THE EXERCISE - Review the lines that follow and copy each one that contains the word "change".

INPUT RECORDS -
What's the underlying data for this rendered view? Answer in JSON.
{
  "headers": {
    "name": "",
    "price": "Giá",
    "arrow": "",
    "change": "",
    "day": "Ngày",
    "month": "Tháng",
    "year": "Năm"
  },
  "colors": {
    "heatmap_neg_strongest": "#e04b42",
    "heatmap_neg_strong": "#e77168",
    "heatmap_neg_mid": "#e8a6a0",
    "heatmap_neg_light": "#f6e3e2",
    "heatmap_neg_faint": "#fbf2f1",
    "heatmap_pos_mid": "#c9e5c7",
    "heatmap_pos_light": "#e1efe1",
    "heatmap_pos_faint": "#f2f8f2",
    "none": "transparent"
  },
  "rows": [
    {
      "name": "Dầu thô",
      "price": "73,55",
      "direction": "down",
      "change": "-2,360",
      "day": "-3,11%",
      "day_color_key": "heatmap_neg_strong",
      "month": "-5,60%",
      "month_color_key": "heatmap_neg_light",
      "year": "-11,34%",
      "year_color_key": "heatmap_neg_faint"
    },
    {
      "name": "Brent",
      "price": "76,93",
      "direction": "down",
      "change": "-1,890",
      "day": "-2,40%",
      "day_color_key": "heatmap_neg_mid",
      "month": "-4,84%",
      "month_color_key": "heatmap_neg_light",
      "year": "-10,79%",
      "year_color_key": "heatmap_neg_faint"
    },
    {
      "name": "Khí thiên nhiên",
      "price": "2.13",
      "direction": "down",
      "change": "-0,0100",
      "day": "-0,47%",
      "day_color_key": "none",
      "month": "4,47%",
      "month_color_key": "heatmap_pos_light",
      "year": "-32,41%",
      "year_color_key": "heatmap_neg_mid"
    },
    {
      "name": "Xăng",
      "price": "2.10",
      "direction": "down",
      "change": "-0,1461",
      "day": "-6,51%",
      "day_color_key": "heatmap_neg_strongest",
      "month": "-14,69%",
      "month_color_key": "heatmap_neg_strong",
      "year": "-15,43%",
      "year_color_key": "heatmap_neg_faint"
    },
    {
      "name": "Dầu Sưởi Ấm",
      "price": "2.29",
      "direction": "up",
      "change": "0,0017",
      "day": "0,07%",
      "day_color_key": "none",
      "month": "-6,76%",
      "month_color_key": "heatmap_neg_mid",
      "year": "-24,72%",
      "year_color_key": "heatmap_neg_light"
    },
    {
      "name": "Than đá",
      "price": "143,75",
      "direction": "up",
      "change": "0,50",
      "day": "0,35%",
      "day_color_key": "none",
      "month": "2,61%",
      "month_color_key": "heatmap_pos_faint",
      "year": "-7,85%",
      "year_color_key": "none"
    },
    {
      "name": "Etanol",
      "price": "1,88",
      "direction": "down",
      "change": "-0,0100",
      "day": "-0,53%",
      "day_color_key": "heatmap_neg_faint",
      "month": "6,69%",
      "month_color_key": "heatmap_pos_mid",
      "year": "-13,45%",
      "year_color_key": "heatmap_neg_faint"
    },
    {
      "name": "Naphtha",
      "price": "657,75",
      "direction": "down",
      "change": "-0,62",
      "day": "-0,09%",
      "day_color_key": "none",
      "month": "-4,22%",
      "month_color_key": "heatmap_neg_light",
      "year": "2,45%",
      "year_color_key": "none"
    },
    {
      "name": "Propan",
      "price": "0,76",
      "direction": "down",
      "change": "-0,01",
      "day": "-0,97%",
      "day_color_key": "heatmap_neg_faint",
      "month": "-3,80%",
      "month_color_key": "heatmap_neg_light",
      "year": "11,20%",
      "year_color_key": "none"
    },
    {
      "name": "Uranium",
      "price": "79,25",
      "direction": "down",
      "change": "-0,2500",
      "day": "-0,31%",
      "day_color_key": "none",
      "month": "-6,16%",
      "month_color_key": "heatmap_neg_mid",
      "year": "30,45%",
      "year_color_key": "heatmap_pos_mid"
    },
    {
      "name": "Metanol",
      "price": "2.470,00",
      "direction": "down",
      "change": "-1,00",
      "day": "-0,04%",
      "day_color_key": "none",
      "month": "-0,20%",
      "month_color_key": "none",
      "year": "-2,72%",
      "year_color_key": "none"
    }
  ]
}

EXPECTED ANSWER -
    "change": "",
      "change": "-2,360",
      "change": "-1,890",
      "change": "-0,0100",
      "change": "-0,1461",
      "change": "0,0017",
      "change": "0,50",
      "change": "-0,0100",
      "change": "-0,62",
      "change": "-0,01",
      "change": "-0,2500",
      "change": "-1,00",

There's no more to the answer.